*** Input data ***

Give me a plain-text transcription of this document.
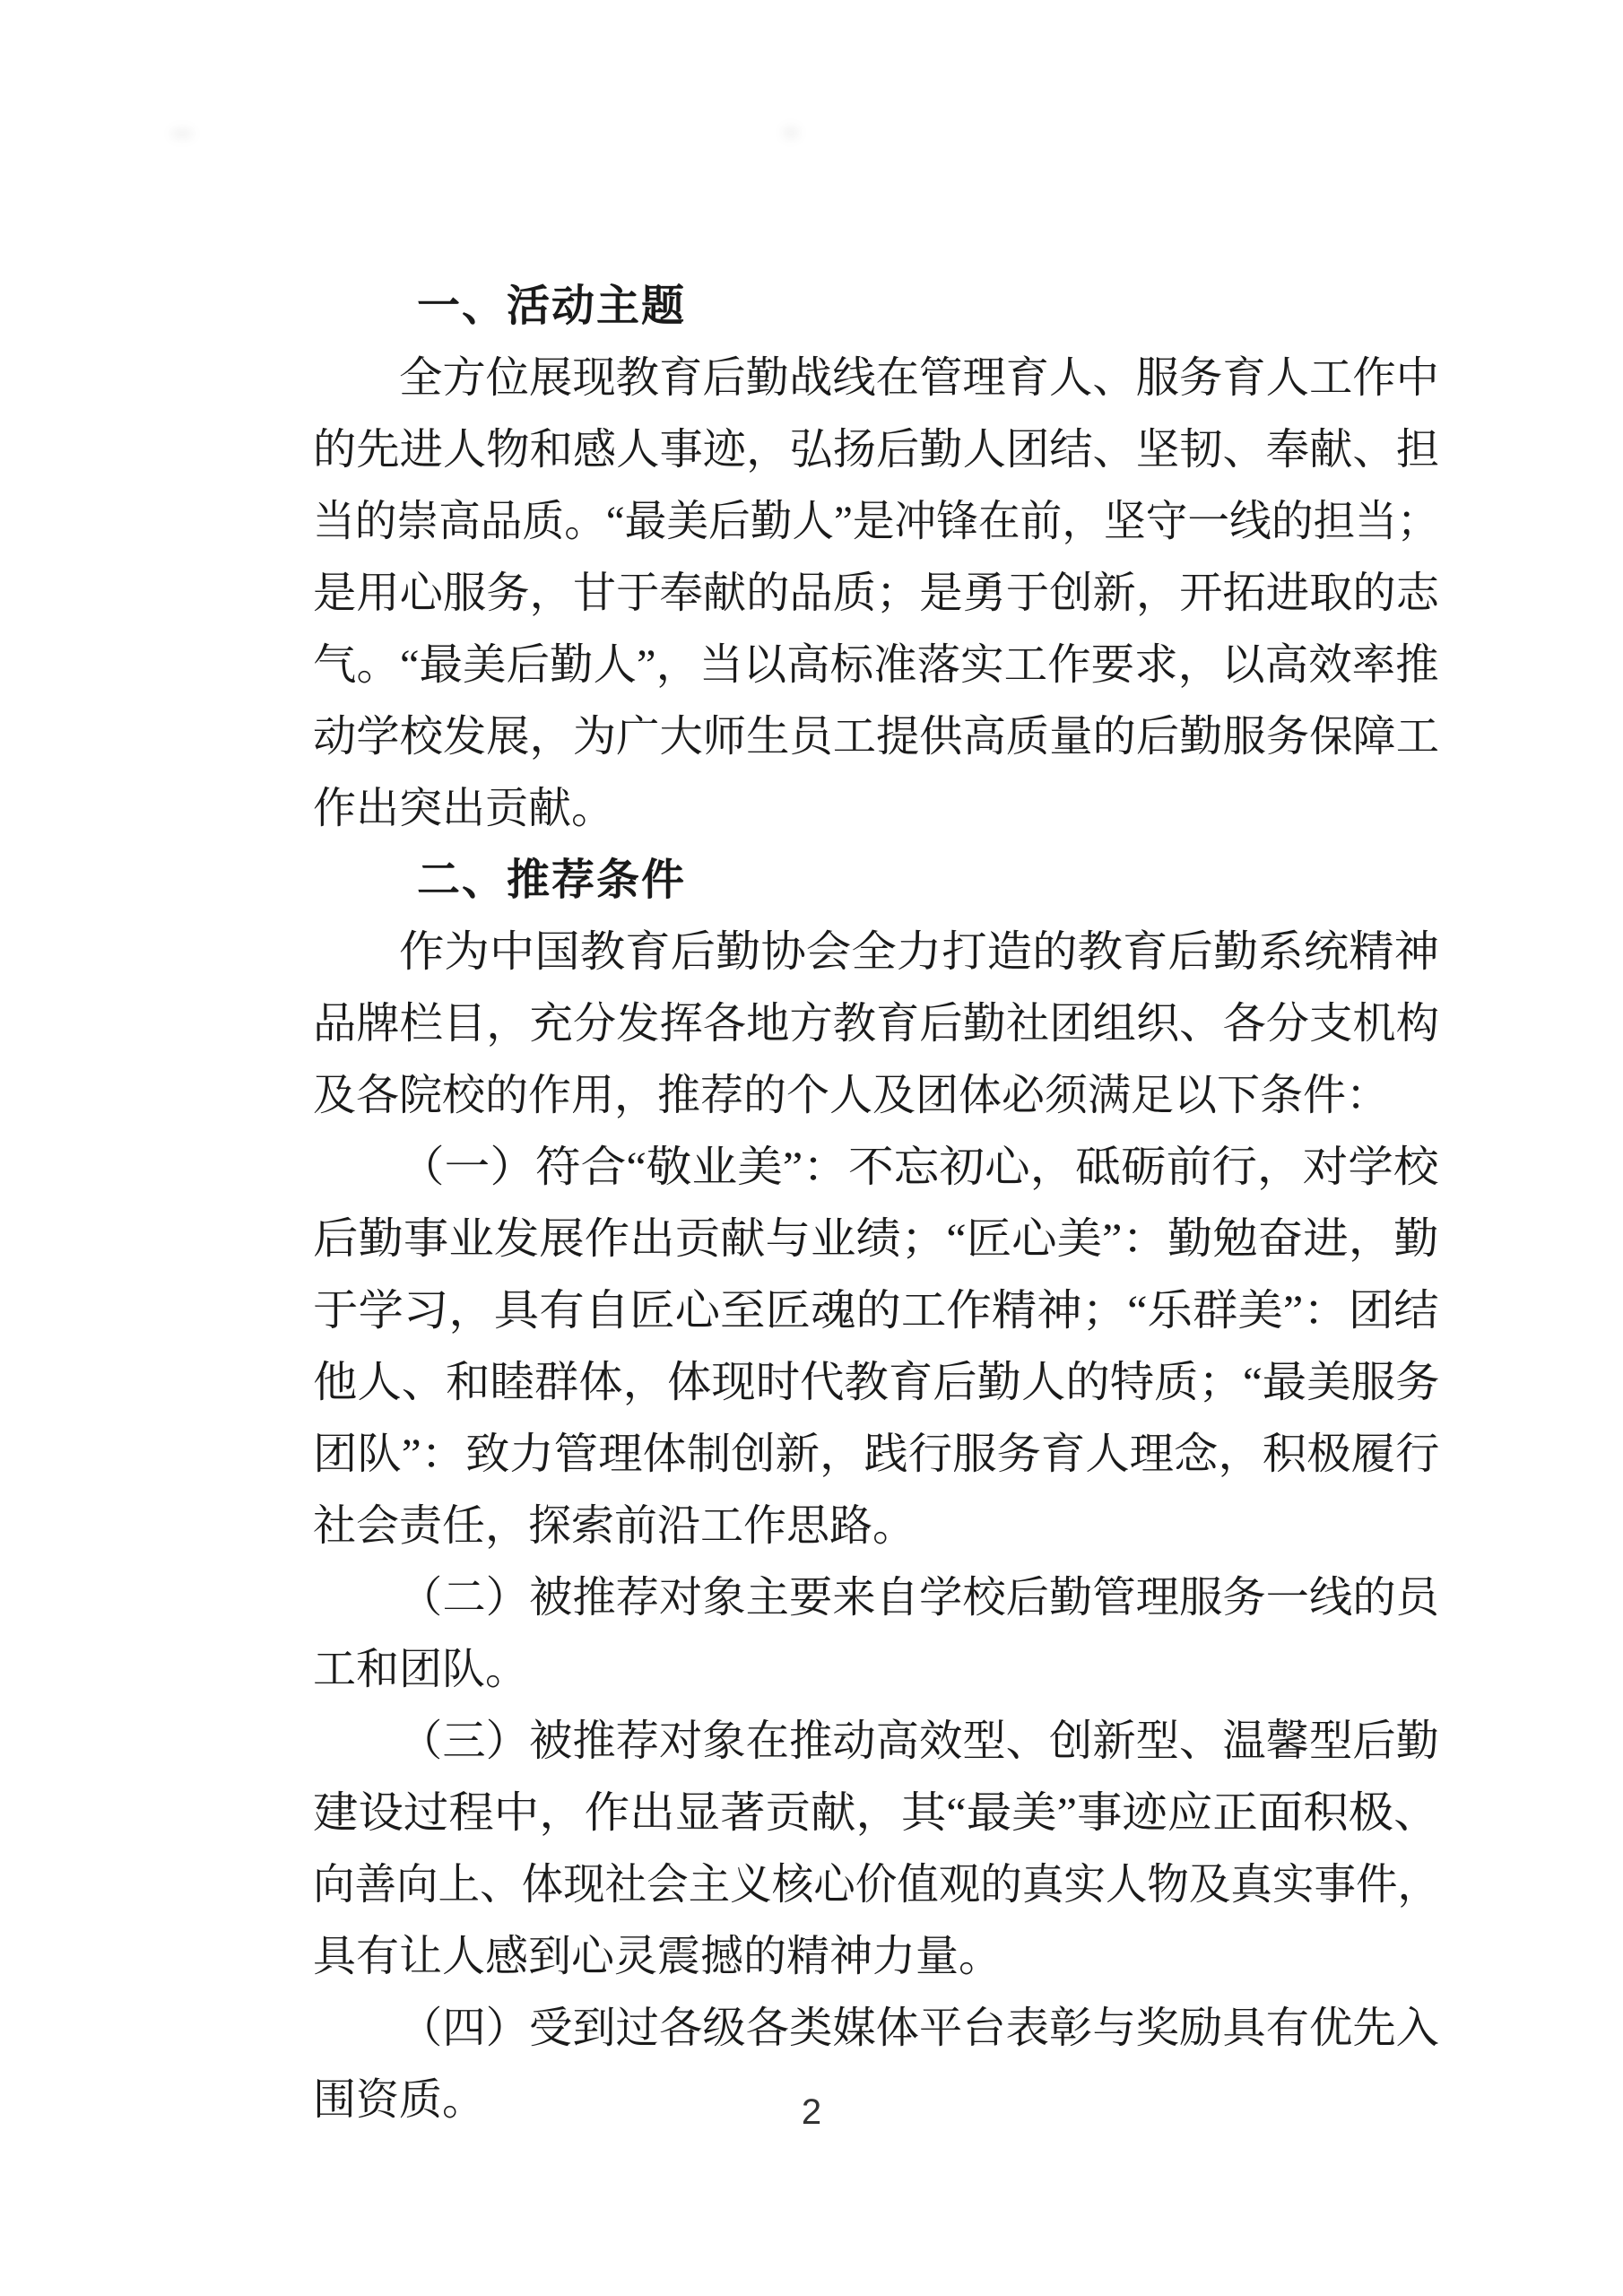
一、活动主题

全方位展现教育后勤战线在管理育人、服务育人工作中

的先进人物和感人事迹，弘扬后勤人团结、坚韧、奉献、担

当的崇高品质。“最美后勤人”是冲锋在前，坚守一线的担当；

是用心服务，甘于奉献的品质；是勇于创新，开拓进取的志

气。“最美后勤人”，当以高标准落实工作要求，以高效率推

动学校发展，为广大师生员工提供高质量的后勤服务保障工

作出突出贡献。

二、推荐条件

作为中国教育后勤协会全力打造的教育后勤系统精神

品牌栏目，充分发挥各地方教育后勤社团组织、各分支机构

及各院校的作用，推荐的个人及团体必须满足以下条件：

（一）符合“敬业美”：不忘初心，砥砺前行，对学校

后勤事业发展作出贡献与业绩；“匠心美”：勤勉奋进，勤

于学习，具有自匠心至匠魂的工作精神；“乐群美”：团结

他人、和睦群体，体现时代教育后勤人的特质；“最美服务

团队”：致力管理体制创新，践行服务育人理念，积极履行

社会责任，探索前沿工作思路。

（二）被推荐对象主要来自学校后勤管理服务一线的员

工和团队。

（三）被推荐对象在推动高效型、创新型、温馨型后勤

建设过程中，作出显著贡献，其“最美”事迹应正面积极、

向善向上、体现社会主义核心价值观的真实人物及真实事件，

具有让人感到心灵震撼的精神力量。

（四）受到过各级各类媒体平台表彰与奖励具有优先入

围资质。
	2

***

** Written exercise **
Quote all of the entries word for word, omitting any pictures.

** The response **
Give me a plain-text transcription of this document.
一、活动主题

全方位展现教育后勤战线在管理育人、服务育人工作中

的先进人物和感人事迹，弘扬后勤人团结、坚韧、奉献、担

当的崇高品质。“最美后勤人”是冲锋在前，坚守一线的担当；

是用心服务，甘于奉献的品质；是勇于创新，开拓进取的志

气。“最美后勤人”，当以高标准落实工作要求，以高效率推

动学校发展，为广大师生员工提供高质量的后勤服务保障工

作出突出贡献。

二、推荐条件

作为中国教育后勤协会全力打造的教育后勤系统精神

品牌栏目，充分发挥各地方教育后勤社团组织、各分支机构

及各院校的作用，推荐的个人及团体必须满足以下条件：

（一）符合“敬业美”：不忘初心，砥砺前行，对学校

后勤事业发展作出贡献与业绩；“匠心美”：勤勉奋进，勤

于学习，具有自匠心至匠魂的工作精神；“乐群美”：团结

他人、和睦群体，体现时代教育后勤人的特质；“最美服务

团队”：致力管理体制创新，践行服务育人理念，积极履行

社会责任，探索前沿工作思路。

（二）被推荐对象主要来自学校后勤管理服务一线的员

工和团队。

（三）被推荐对象在推动高效型、创新型、温馨型后勤

建设过程中，作出显著贡献，其“最美”事迹应正面积极、

向善向上、体现社会主义核心价值观的真实人物及真实事件，

具有让人感到心灵震撼的精神力量。

（四）受到过各级各类媒体平台表彰与奖励具有优先入

围资质。
	2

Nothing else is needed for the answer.